Tasks:
1. Reproduce the 1 Corinthians 11 passage from the words "11:10 For this" through "churches of God.", swapping in "messengers" wherever "angels" appears.
2. In the 1 Corinthians 11 passage, what is a woman's hair said to be given to her for?

--- begin Excerpted passage ---

One of these passages is 1 Corinthians 11, which deals with long
hair.
1 Cor 11:3 But I want you to understand that Christ is
the head of every man, and the husband is the head of his wife, and God
is the head of Christ. 11:4 Any man who prays or prophesies with
something on his head disgraces his head, 11:5 but any woman who prays
or prophesies with her head unveiled disgraces her head--it is one and
the same thing as having her head shaved. 11:6 For if a woman will not
veil herself, then she should cut off her hair; but if it is disgraceful
for a woman to have her hair cut off or to be shaved, she should wear a
veil. 11:7 For a man ought not to have his head veiled, since he is the
image and reflection of God; but woman is the reflection of man. 11:8
Indeed, man was not made from woman, but woman from man. 11:9 Neither
was man created for the sake of woman, but woman for the sake of man.
11:10 For this reason a woman ought to have a symbol of authority on her
head, because of the angels. 11:11 Nevertheless, in the Lord woman is
not independent of man or man independent of woman. 11:12 For just as
woman came from man, so man comes through woman; but all things come
from God. 11:13 Judge for yourselves: is it proper for a woman to pray
to God with her head unveiled? 11:14 Does not nature itself teach you
that if a man wears long hair, it is degrading to him, 11:15 but if a
woman has long hair, it is her glory? For her hair is given to her for a
covering. 11:16 But if anyone is disposed to be contentious--we have no
such custom, nor do the churches of God.

--- end Excerpted passage ---
--- begin Data ---

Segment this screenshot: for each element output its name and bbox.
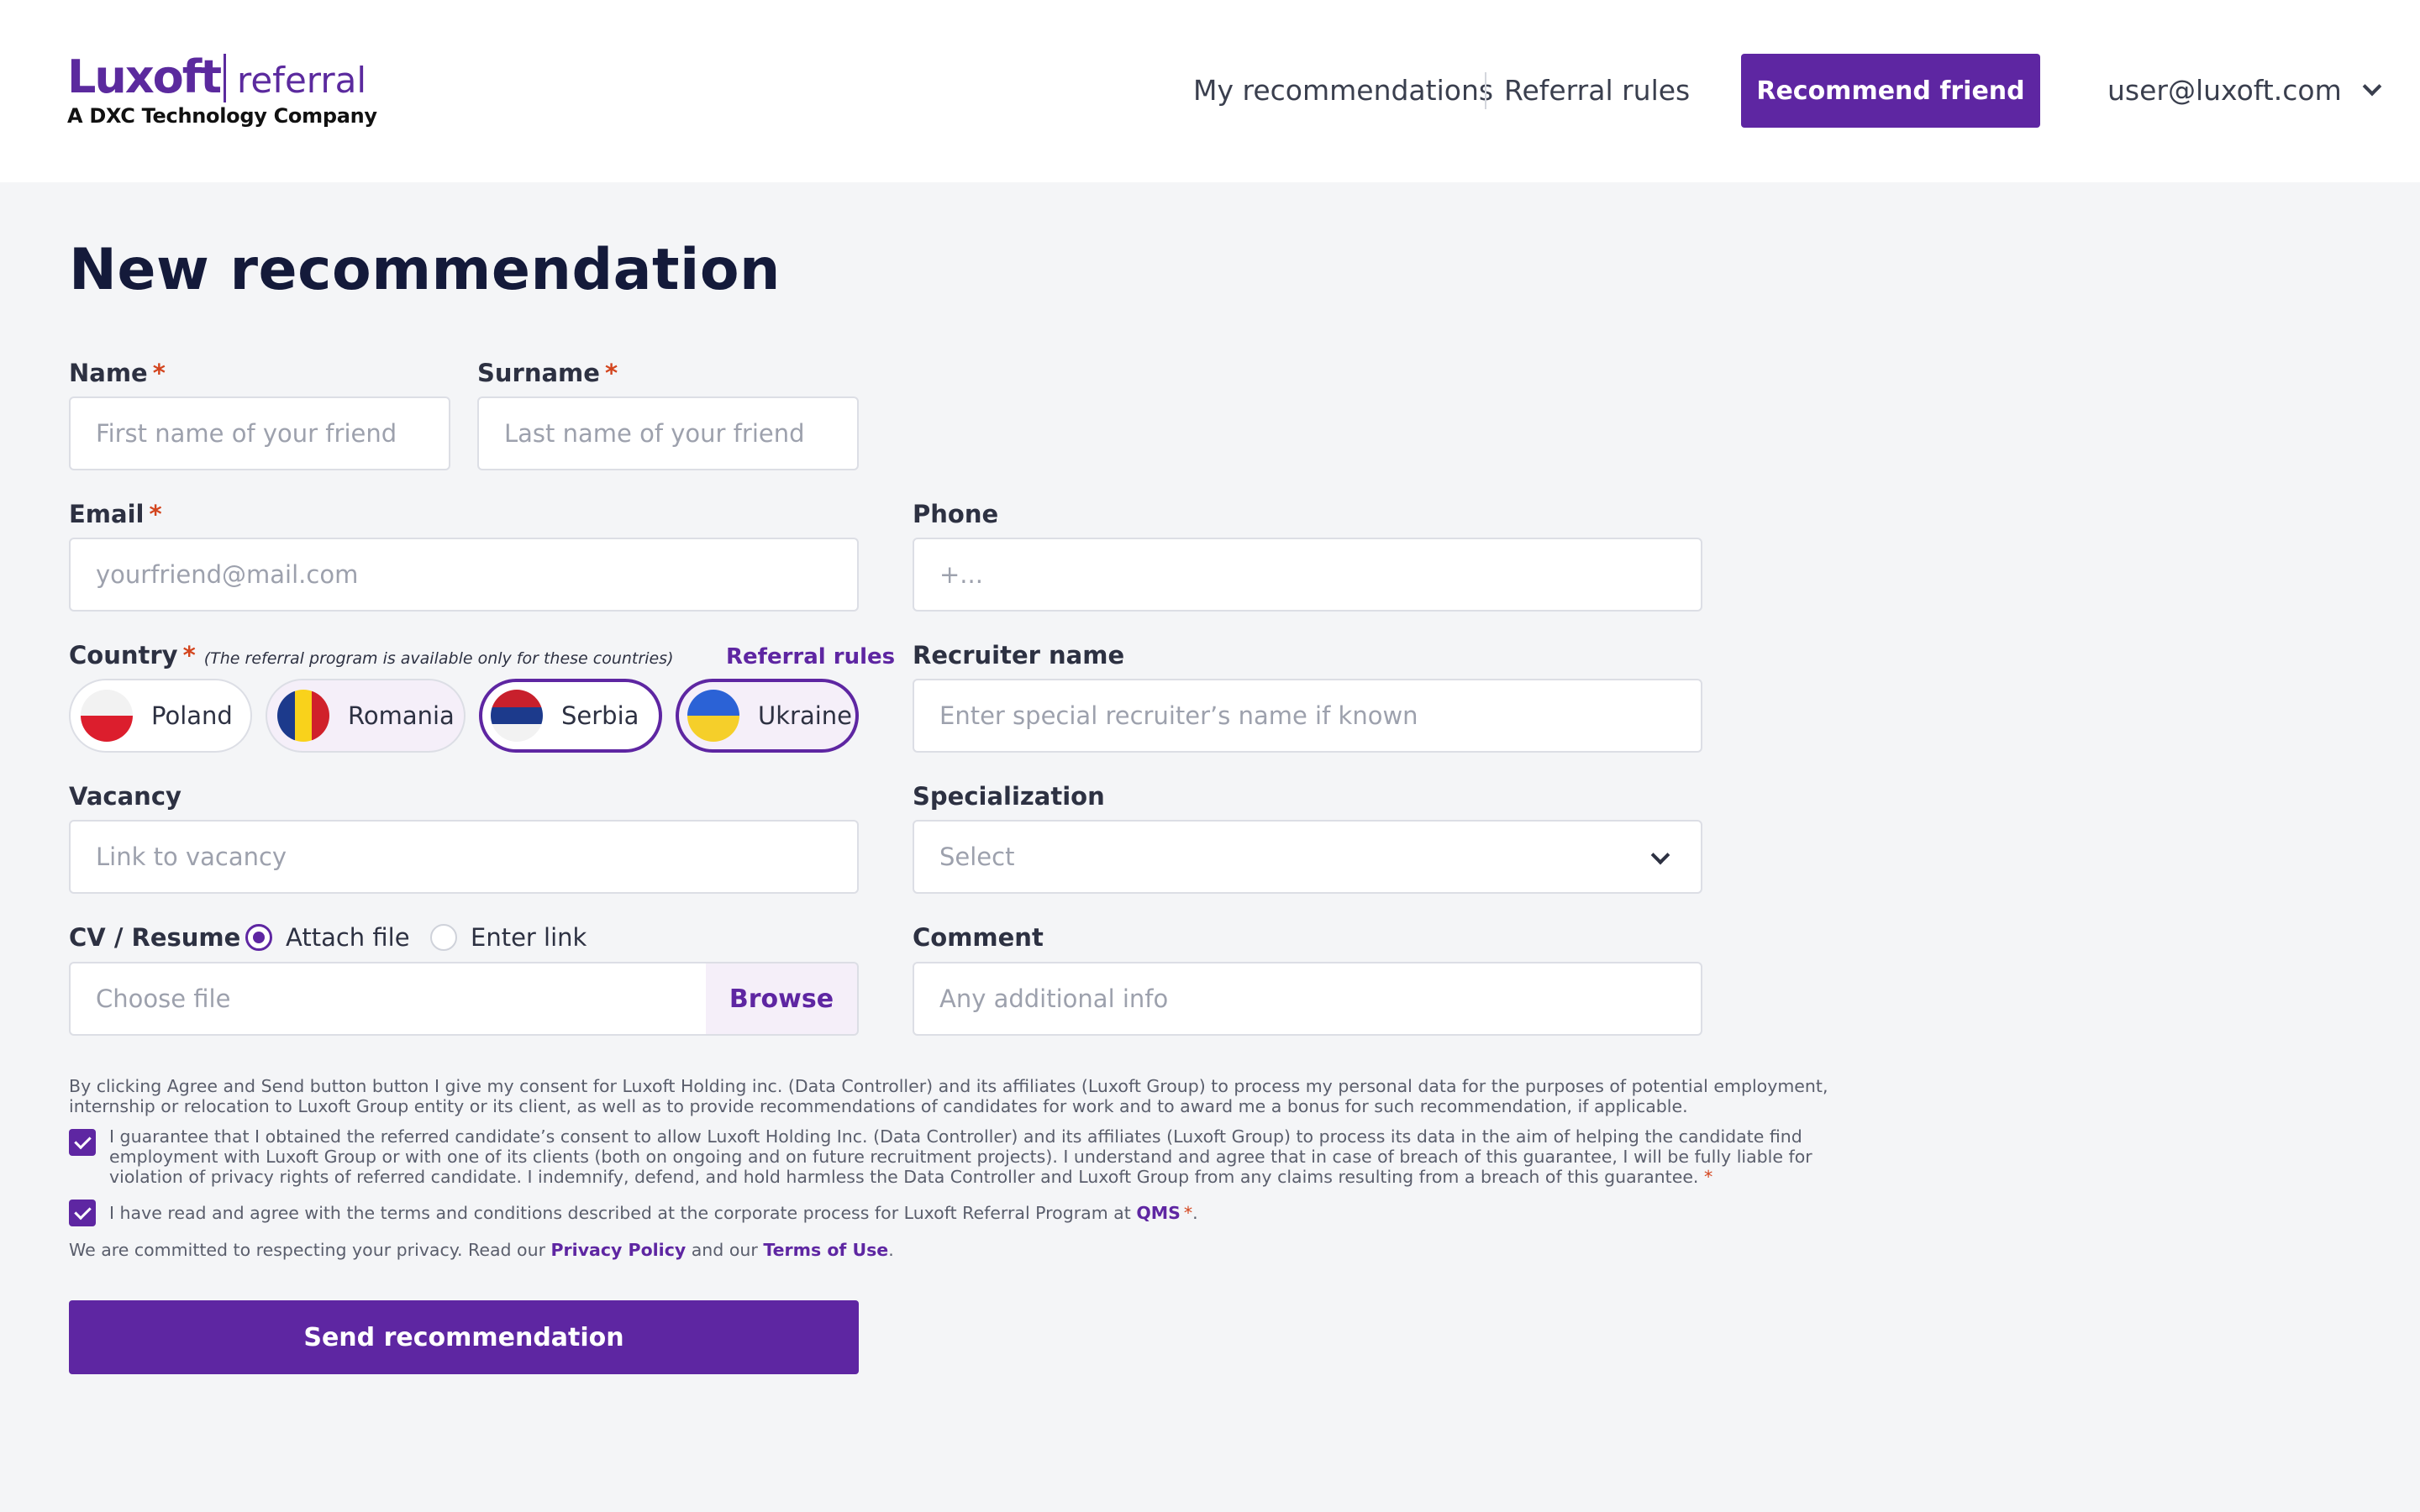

--- end Data ---

Results in order:
1.
11:10 For this reason a woman ought to have a symbol of authority on her
head, because of the messengers. 11:11 Nevertheless, in the Lord woman is
not independent of man or man independent of woman. 11:12 For just as
woman came from man, so man comes through woman; but all things come
from God. 11:13 Judge for yourselves: is it proper for a woman to pray
to God with her head unveiled? 11:14 Does not nature itself teach you
that if a man wears long hair, it is degrading to him, 11:15 but if a
woman has long hair, it is her glory? For her hair is given to her for a
covering. 11:16 But if anyone is disposed to be contentious--we have no
such custom, nor do the churches of God.

2. It is given to her for a covering.